» Brontekst
☆ ☆ ☆ ☆ ☆

En het verhaal van de zondeval?
„Dat is ook historie, maar van een diepere werkelijkheid, zij is ook jóúw geschiedenis. Wil je weten wie de mens ten diepste is, dan moet je niet terug naar een ideaalbeeld van Adam en Eva maar naar het bordes van Pilatus: zie de Mens. Dan zie je wie de mens is en wie God ten diepste is.”

U worstelt voortdurend met het lijden van de wereld. Het kruis van Christus als het allesomvattende antwoord?
„Het is niet een logisch antwoord alsof wij weten dat het dáárom allemaal zo is gegaan. Het enige antwoord is dat Jezus Christus uit de doden opgestaan is. God is zo in deze wereld gekomen en is present in de waaroms van ons lijden en onze schuld.”

☆ ☆ ☆ ☆ ☆

Ruimtelijke lay-outregels:
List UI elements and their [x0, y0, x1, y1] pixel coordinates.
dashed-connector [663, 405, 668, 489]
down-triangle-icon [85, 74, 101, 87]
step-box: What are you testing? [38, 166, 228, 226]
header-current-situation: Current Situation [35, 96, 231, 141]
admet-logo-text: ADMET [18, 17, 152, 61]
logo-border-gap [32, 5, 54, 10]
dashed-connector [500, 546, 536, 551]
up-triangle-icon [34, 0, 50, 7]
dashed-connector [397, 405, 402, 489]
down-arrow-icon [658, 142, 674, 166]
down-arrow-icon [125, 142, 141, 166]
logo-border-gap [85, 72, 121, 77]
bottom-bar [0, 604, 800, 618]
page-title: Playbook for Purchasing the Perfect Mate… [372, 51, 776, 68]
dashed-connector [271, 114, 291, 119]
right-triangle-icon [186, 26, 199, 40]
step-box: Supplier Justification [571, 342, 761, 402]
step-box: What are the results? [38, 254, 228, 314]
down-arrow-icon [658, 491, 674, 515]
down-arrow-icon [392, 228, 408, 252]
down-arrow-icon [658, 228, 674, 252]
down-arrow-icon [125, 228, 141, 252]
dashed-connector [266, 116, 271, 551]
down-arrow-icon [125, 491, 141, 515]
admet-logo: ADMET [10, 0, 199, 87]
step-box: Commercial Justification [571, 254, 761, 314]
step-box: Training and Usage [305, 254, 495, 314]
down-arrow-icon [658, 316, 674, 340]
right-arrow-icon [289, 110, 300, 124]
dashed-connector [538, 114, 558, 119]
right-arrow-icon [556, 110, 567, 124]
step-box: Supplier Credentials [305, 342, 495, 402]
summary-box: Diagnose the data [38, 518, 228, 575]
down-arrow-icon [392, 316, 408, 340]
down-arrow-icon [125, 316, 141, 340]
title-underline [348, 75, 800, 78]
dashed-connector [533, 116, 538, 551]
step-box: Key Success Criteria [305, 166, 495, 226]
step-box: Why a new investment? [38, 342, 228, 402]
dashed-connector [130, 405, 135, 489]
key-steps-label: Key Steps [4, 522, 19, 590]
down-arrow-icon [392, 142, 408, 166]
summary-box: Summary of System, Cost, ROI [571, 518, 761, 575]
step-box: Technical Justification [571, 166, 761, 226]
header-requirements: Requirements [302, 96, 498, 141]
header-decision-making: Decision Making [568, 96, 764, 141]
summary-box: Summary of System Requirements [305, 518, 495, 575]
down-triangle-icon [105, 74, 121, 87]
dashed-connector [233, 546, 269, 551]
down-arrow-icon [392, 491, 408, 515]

☆ ☆ ☆ ☆ ☆

» Opdracht
Geef het vervolg van het interview over de zondeval en het lijden van de wereld, aansluitend op de laatste zin van de brontekst.

» Antwoord
Geeft dat troost, ook bijvoorbeeld voor de ouders van dat verkrachte en vermoorde meisje?
„Het enige antwoord is waar geen antwoord is: Jezus Christus Die betrokken is bij al het lijden van deze wereld, Die Góds wereld is. Troost, ja, maar niet in de zin van een logisch model dat ik het nu snap, alleen het vertrouwen dat we het eigendom van Jezus Christus zijn in leven en sterven.”

En als we niet van die Naam gehoord hebben?
„Daarom moet die ook verkondigd worden.”

En als we Hem niet geloofd hebben, wat dan? Maakt het uit of je dit wel of niet gelooft?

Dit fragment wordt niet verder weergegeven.